» REQUEST
Every record should be written out exactly, please.
## Start
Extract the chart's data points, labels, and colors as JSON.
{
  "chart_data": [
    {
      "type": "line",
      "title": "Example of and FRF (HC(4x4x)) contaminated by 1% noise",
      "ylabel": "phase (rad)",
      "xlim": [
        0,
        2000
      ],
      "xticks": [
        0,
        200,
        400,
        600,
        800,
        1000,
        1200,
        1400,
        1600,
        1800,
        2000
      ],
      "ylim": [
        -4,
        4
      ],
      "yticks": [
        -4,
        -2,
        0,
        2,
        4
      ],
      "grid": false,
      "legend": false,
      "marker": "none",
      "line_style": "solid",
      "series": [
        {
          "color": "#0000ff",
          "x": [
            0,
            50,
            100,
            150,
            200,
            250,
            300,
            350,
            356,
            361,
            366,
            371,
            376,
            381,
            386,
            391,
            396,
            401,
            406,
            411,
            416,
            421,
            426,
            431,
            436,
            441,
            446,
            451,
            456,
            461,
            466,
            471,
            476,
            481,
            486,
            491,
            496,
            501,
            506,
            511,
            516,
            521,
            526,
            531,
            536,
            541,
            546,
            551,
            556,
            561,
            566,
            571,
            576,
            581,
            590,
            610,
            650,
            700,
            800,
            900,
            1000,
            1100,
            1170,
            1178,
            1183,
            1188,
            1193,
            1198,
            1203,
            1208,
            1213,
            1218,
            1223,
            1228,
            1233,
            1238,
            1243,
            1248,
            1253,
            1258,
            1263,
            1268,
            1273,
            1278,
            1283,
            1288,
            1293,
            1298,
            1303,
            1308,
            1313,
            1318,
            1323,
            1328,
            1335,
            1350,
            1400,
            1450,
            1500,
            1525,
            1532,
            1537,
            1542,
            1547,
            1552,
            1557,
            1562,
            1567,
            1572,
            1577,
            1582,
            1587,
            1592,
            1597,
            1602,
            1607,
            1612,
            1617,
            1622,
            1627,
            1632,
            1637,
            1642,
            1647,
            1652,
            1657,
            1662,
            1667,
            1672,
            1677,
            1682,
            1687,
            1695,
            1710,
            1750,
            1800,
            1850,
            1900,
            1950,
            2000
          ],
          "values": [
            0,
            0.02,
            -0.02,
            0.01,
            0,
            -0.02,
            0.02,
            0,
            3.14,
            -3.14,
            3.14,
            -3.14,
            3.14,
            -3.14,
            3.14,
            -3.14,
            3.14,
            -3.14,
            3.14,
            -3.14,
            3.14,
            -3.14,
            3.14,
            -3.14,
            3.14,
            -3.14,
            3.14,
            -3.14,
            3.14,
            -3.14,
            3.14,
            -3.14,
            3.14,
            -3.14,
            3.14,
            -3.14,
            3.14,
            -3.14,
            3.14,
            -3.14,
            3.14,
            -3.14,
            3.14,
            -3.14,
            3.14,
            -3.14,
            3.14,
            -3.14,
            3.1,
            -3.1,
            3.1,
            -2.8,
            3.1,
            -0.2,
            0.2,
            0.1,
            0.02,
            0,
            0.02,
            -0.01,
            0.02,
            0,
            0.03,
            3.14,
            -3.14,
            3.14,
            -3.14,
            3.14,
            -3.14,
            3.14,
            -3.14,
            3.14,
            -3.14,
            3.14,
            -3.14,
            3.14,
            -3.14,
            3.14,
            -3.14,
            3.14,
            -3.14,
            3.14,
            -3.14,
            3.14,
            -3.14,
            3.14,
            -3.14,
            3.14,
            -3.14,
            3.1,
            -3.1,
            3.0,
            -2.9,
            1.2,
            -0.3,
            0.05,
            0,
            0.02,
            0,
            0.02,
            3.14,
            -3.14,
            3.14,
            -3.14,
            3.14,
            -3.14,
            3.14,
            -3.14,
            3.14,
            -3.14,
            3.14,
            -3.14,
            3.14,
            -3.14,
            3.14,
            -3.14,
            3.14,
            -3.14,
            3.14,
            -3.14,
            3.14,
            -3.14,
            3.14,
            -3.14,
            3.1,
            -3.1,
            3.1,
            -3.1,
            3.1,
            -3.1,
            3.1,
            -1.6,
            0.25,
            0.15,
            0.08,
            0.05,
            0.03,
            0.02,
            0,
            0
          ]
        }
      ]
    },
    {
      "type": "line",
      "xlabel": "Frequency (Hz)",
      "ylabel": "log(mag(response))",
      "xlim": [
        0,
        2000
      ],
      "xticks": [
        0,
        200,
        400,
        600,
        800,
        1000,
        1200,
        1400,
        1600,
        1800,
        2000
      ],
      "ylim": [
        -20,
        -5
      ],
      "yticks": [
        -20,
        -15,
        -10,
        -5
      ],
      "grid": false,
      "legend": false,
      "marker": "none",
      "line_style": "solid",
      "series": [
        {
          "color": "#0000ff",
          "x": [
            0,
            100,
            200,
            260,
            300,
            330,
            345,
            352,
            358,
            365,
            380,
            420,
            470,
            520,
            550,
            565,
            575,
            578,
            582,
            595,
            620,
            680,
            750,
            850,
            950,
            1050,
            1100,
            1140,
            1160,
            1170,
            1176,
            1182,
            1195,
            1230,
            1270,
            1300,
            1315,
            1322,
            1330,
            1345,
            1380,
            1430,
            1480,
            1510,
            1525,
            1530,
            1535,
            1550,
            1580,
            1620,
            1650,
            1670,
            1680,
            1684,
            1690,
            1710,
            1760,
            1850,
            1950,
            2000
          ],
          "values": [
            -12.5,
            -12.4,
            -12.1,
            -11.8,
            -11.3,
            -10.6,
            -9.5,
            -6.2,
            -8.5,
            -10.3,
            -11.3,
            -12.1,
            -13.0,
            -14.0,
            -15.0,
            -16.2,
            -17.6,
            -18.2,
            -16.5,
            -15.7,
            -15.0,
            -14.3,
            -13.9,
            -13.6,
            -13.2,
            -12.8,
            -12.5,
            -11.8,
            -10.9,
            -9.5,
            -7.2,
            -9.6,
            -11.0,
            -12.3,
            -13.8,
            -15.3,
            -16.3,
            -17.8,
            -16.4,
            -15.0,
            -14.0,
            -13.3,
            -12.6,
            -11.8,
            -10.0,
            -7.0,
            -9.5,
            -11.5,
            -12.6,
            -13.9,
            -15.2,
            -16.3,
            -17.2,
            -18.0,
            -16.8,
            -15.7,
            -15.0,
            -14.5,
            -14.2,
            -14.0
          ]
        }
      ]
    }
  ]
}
## End
» EXERCISE SOLUTION
Extract the chart's data points, labels, and colors as JSON.
{
  "chart_data": [
    {
      "type": "line",
      "title": "Example of and FRF (HC(4x4x)) contaminated by 1% noise",
      "ylabel": "phase (rad)",
      "xlim": [
        0,
        2000
      ],
      "xticks": [
        0,
        200,
        400,
        600,
        800,
        1000,
        1200,
        1400,
        1600,
        1800,
        2000
      ],
      "ylim": [
        -4,
        4
      ],
      "yticks": [
        -4,
        -2,
        0,
        2,
        4
      ],
      "grid": false,
      "legend": false,
      "marker": "none",
      "line_style": "solid",
      "series": [
        {
          "color": "#0000ff",
          "x": [
            0,
            50,
            100,
            150,
            200,
            250,
            300,
            350,
            356,
            361,
            366,
            371,
            376,
            381,
            386,
            391,
            396,
            401,
            406,
            411,
            416,
            421,
            426,
            431,
            436,
            441,
            446,
            451,
            456,
            461,
            466,
            471,
            476,
            481,
            486,
            491,
            496,
            501,
            506,
            511,
            516,
            521,
            526,
            531,
            536,
            541,
            546,
            551,
            556,
            561,
            566,
            571,
            576,
            581,
            590,
            610,
            650,
            700,
            800,
            900,
            1000,
            1100,
            1170,
            1178,
            1183,
            1188,
            1193,
            1198,
            1203,
            1208,
            1213,
            1218,
            1223,
            1228,
            1233,
            1238,
            1243,
            1248,
            1253,
            1258,
            1263,
            1268,
            1273,
            1278,
            1283,
            1288,
            1293,
            1298,
            1303,
            1308,
            1313,
            1318,
            1323,
            1328,
            1335,
            1350,
            1400,
            1450,
            1500,
            1525,
            1532,
            1537,
            1542,
            1547,
            1552,
            1557,
            1562,
            1567,
            1572,
            1577,
            1582,
            1587,
            1592,
            1597,
            1602,
            1607,
            1612,
            1617,
            1622,
            1627,
            1632,
            1637,
            1642,
            1647,
            1652,
            1657,
            1662,
            1667,
            1672,
            1677,
            1682,
            1687,
            1695,
            1710,
            1750,
            1800,
            1850,
            1900,
            1950,
            2000
          ],
          "values": [
            0,
            0.02,
            -0.02,
            0.01,
            0,
            -0.02,
            0.02,
            0,
            3.14,
            -3.14,
            3.14,
            -3.14,
            3.14,
            -3.14,
            3.14,
            -3.14,
            3.14,
            -3.14,
            3.14,
            -3.14,
            3.14,
            -3.14,
            3.14,
            -3.14,
            3.14,
            -3.14,
            3.14,
            -3.14,
            3.14,
            -3.14,
            3.14,
            -3.14,
            3.14,
            -3.14,
            3.14,
            -3.14,
            3.14,
            -3.14,
            3.14,
            -3.14,
            3.14,
            -3.14,
            3.14,
            -3.14,
            3.14,
            -3.14,
            3.14,
            -3.14,
            3.1,
            -3.1,
            3.1,
            -2.8,
            3.1,
            -0.2,
            0.2,
            0.1,
            0.02,
            0,
            0.02,
            -0.01,
            0.02,
            0,
            0.03,
            3.14,
            -3.14,
            3.14,
            -3.14,
            3.14,
            -3.14,
            3.14,
            -3.14,
            3.14,
            -3.14,
            3.14,
            -3.14,
            3.14,
            -3.14,
            3.14,
            -3.14,
            3.14,
            -3.14,
            3.14,
            -3.14,
            3.14,
            -3.14,
            3.14,
            -3.14,
            3.14,
            -3.14,
            3.1,
            -3.1,
            3.0,
            -2.9,
            1.2,
            -0.3,
            0.05,
            0,
            0.02,
            0,
            0.02,
            3.14,
            -3.14,
            3.14,
            -3.14,
            3.14,
            -3.14,
            3.14,
            -3.14,
            3.14,
            -3.14,
            3.14,
            -3.14,
            3.14,
            -3.14,
            3.14,
            -3.14,
            3.14,
            -3.14,
            3.14,
            -3.14,
            3.14,
            -3.14,
            3.14,
            -3.14,
            3.1,
            -3.1,
            3.1,
            -3.1,
            3.1,
            -3.1,
            3.1,
            -1.6,
            0.25,
            0.15,
            0.08,
            0.05,
            0.03,
            0.02,
            0,
            0
          ]
        }
      ]
    },
    {
      "type": "line",
      "xlabel": "Frequency (Hz)",
      "ylabel": "log(mag(response))",
      "xlim": [
        0,
        2000
      ],
      "xticks": [
        0,
        200,
        400,
        600,
        800,
        1000,
        1200,
        1400,
        1600,
        1800,
        2000
      ],
      "ylim": [
        -20,
        -5
      ],
      "yticks": [
        -20,
        -15,
        -10,
        -5
      ],
      "grid": false,
      "legend": false,
      "marker": "none",
      "line_style": "solid",
      "series": [
        {
          "color": "#0000ff",
          "x": [
            0,
            100,
            200,
            260,
            300,
            330,
            345,
            352,
            358,
            365,
            380,
            420,
            470,
            520,
            550,
            565,
            575,
            578,
            582,
            595,
            620,
            680,
            750,
            850,
            950,
            1050,
            1100,
            1140,
            1160,
            1170,
            1176,
            1182,
            1195,
            1230,
            1270,
            1300,
            1315,
            1322,
            1330,
            1345,
            1380,
            1430,
            1480,
            1510,
            1525,
            1530,
            1535,
            1550,
            1580,
            1620,
            1650,
            1670,
            1680,
            1684,
            1690,
            1710,
            1760,
            1850,
            1950,
            2000
          ],
          "values": [
            -12.5,
            -12.4,
            -12.1,
            -11.8,
            -11.3,
            -10.6,
            -9.5,
            -6.2,
            -8.5,
            -10.3,
            -11.3,
            -12.1,
            -13.0,
            -14.0,
            -15.0,
            -16.2,
            -17.6,
            -18.2,
            -16.5,
            -15.7,
            -15.0,
            -14.3,
            -13.9,
            -13.6,
            -13.2,
            -12.8,
            -12.5,
            -11.8,
            -10.9,
            -9.5,
            -7.2,
            -9.6,
            -11.0,
            -12.3,
            -13.8,
            -15.3,
            -16.3,
            -17.8,
            -16.4,
            -15.0,
            -14.0,
            -13.3,
            -12.6,
            -11.8,
            -10.0,
            -7.0,
            -9.5,
            -11.5,
            -12.6,
            -13.9,
            -15.2,
            -16.3,
            -17.2,
            -18.0,
            -16.8,
            -15.7,
            -15.0,
            -14.5,
            -14.2,
            -14.0
          ]
        }
      ]
    }
  ]
}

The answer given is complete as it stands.